== Data entries ==
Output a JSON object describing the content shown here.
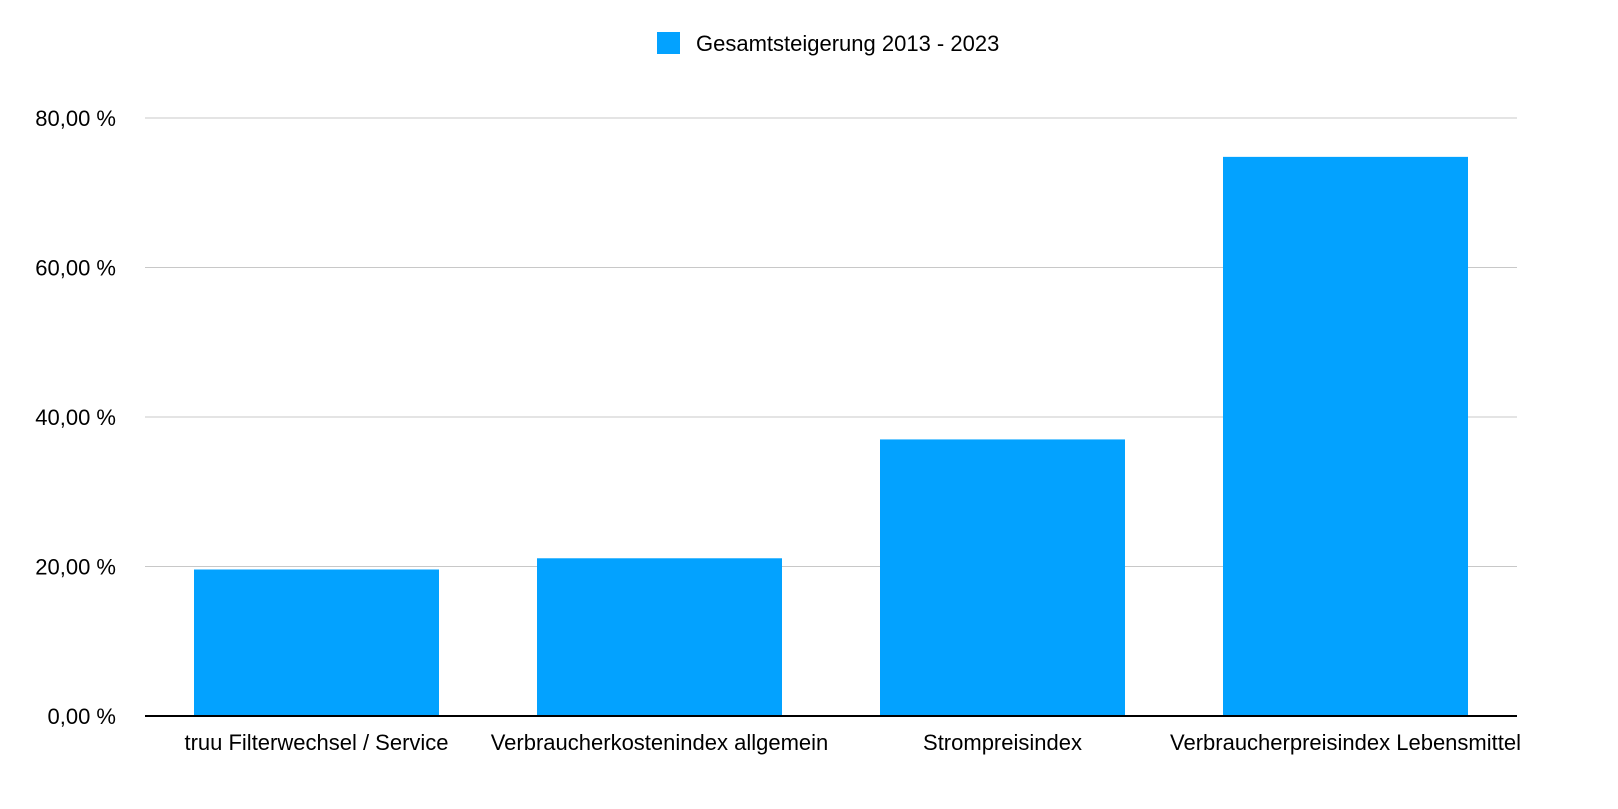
{
  "chart_data": {
    "type": "bar",
    "title": "",
    "xlabel": "",
    "ylabel": "",
    "categories": [
      "truu Filterwechsel / Service",
      "Verbraucherkostenindex allgemein",
      "Strompreisindex",
      "Verbraucherpreisindex Lebensmittel"
    ],
    "series": [
      {
        "name": "Gesamtsteigerung 2013 - 2023",
        "color": "#03a2ff",
        "values": [
          19.6,
          21.1,
          37.0,
          74.8
        ]
      }
    ],
    "ylim": [
      0,
      80
    ],
    "y_ticks": [
      0,
      20,
      40,
      60,
      80
    ],
    "y_tick_labels": [
      "0,00 %",
      "20,00 %",
      "40,00 %",
      "60,00 %",
      "80,00 %"
    ],
    "grid": true,
    "legend_position": "top-center"
  }
}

== Requirement ==
Restate the data above word for word. Do not include the images.

== Exercise output ==
Output a JSON object describing the content shown here.
{
  "chart_data": {
    "type": "bar",
    "title": "",
    "xlabel": "",
    "ylabel": "",
    "categories": [
      "truu Filterwechsel / Service",
      "Verbraucherkostenindex allgemein",
      "Strompreisindex",
      "Verbraucherpreisindex Lebensmittel"
    ],
    "series": [
      {
        "name": "Gesamtsteigerung 2013 - 2023",
        "color": "#03a2ff",
        "values": [
          19.6,
          21.1,
          37.0,
          74.8
        ]
      }
    ],
    "ylim": [
      0,
      80
    ],
    "y_ticks": [
      0,
      20,
      40,
      60,
      80
    ],
    "y_tick_labels": [
      "0,00 %",
      "20,00 %",
      "40,00 %",
      "60,00 %",
      "80,00 %"
    ],
    "grid": true,
    "legend_position": "top-center"
  }
}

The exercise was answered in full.